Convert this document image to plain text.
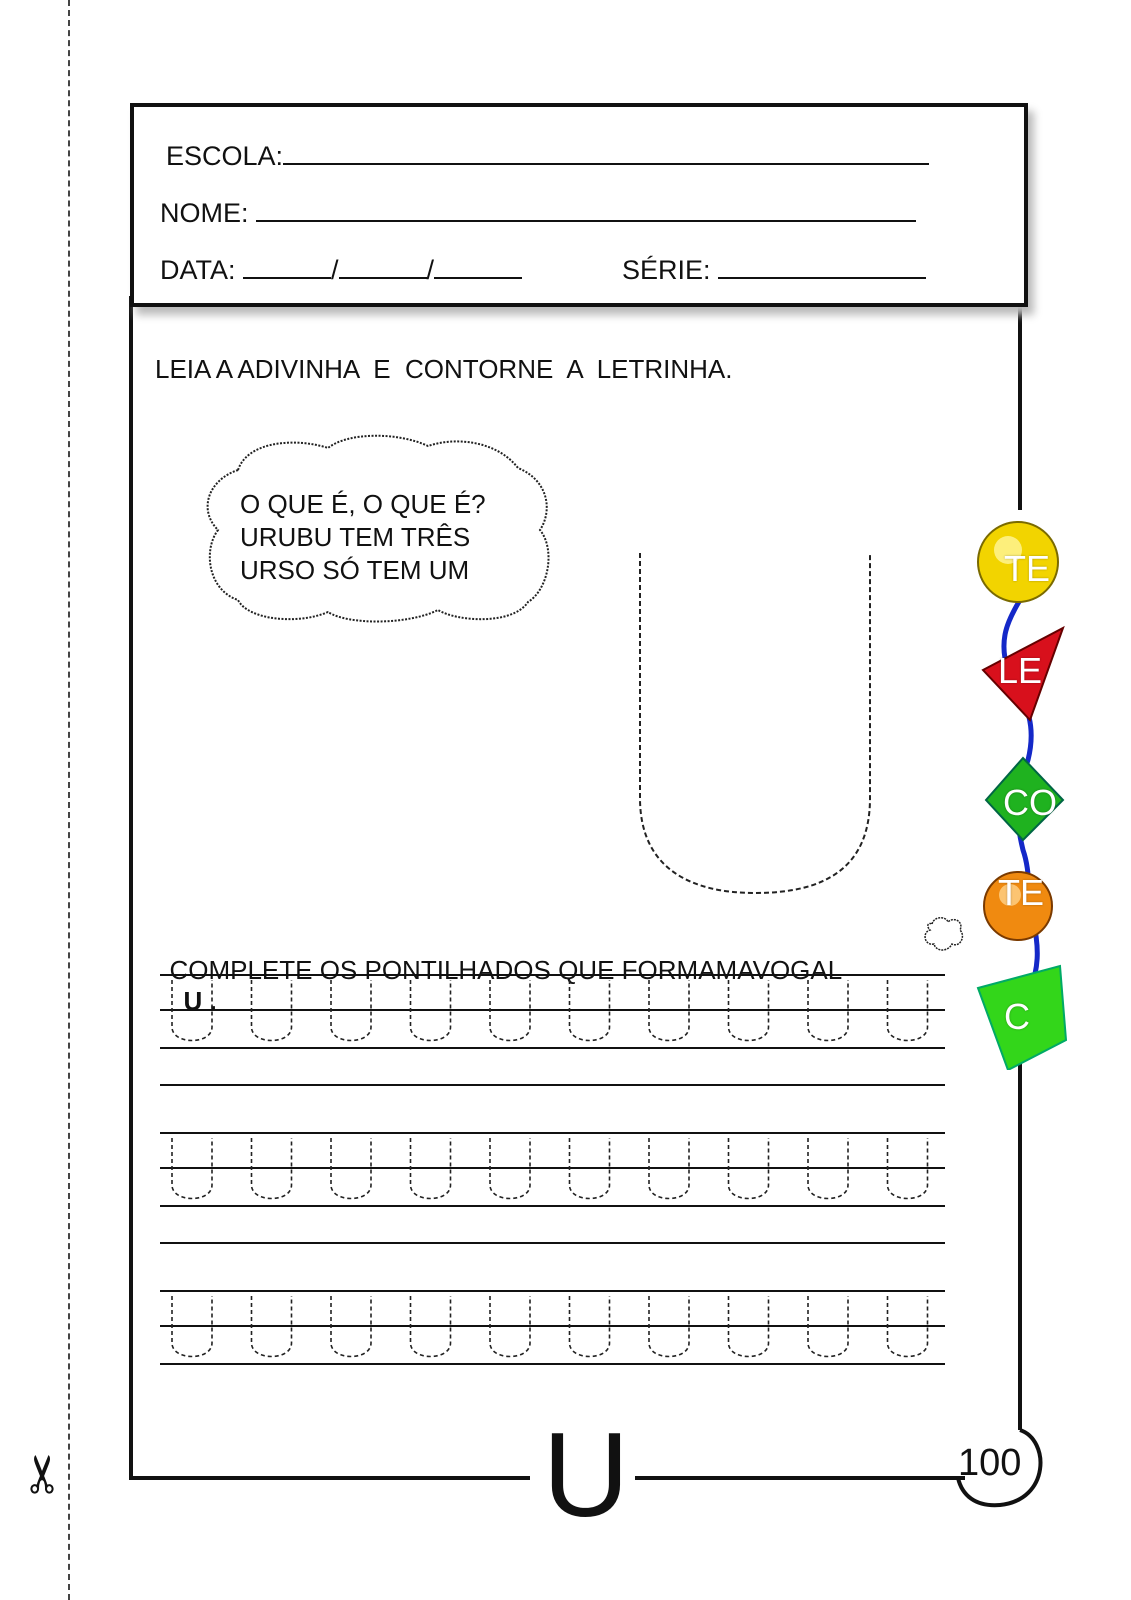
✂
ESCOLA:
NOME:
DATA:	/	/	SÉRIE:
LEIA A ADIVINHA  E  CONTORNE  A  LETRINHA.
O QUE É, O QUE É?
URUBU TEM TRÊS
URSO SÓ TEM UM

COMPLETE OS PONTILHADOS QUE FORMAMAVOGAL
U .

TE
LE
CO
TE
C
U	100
= = = = =
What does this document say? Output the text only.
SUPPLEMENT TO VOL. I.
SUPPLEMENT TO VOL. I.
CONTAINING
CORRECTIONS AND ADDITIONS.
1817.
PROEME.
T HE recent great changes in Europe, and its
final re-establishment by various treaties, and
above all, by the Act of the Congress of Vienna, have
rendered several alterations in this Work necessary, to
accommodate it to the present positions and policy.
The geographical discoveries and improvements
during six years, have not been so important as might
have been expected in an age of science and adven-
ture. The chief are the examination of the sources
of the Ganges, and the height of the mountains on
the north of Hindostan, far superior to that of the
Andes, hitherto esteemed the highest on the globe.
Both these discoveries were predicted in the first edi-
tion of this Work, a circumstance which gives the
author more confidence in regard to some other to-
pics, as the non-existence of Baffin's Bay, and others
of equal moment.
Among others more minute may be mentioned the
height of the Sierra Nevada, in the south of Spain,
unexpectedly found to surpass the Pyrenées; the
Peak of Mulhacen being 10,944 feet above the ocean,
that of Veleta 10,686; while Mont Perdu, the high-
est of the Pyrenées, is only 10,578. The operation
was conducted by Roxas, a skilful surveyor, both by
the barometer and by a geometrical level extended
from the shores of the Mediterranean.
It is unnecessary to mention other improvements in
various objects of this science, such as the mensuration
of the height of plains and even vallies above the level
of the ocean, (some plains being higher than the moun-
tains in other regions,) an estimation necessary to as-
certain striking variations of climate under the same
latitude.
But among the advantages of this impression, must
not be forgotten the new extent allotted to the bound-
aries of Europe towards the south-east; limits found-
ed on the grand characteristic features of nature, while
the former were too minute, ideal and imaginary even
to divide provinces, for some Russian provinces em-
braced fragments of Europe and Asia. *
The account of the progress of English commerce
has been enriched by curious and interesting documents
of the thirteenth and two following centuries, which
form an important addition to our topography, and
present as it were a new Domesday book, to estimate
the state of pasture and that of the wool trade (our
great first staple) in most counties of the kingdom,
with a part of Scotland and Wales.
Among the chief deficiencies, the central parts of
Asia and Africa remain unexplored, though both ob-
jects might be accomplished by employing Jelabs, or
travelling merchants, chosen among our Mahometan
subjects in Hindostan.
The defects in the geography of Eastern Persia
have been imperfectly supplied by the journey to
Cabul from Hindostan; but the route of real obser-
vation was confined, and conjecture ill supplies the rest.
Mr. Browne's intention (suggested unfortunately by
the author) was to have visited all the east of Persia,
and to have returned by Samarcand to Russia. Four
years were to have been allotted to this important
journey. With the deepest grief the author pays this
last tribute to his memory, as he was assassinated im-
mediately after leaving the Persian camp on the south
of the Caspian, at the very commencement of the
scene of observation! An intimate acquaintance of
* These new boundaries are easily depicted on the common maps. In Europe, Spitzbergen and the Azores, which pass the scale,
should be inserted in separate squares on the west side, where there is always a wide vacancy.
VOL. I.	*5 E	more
= = = = =
- **Stated exercise**: Go through the listing above and list every line that has the word "plains".

- **Exercise response**:
of the height of plains and even vallies above the level
of the ocean, (some plains being higher than the moun-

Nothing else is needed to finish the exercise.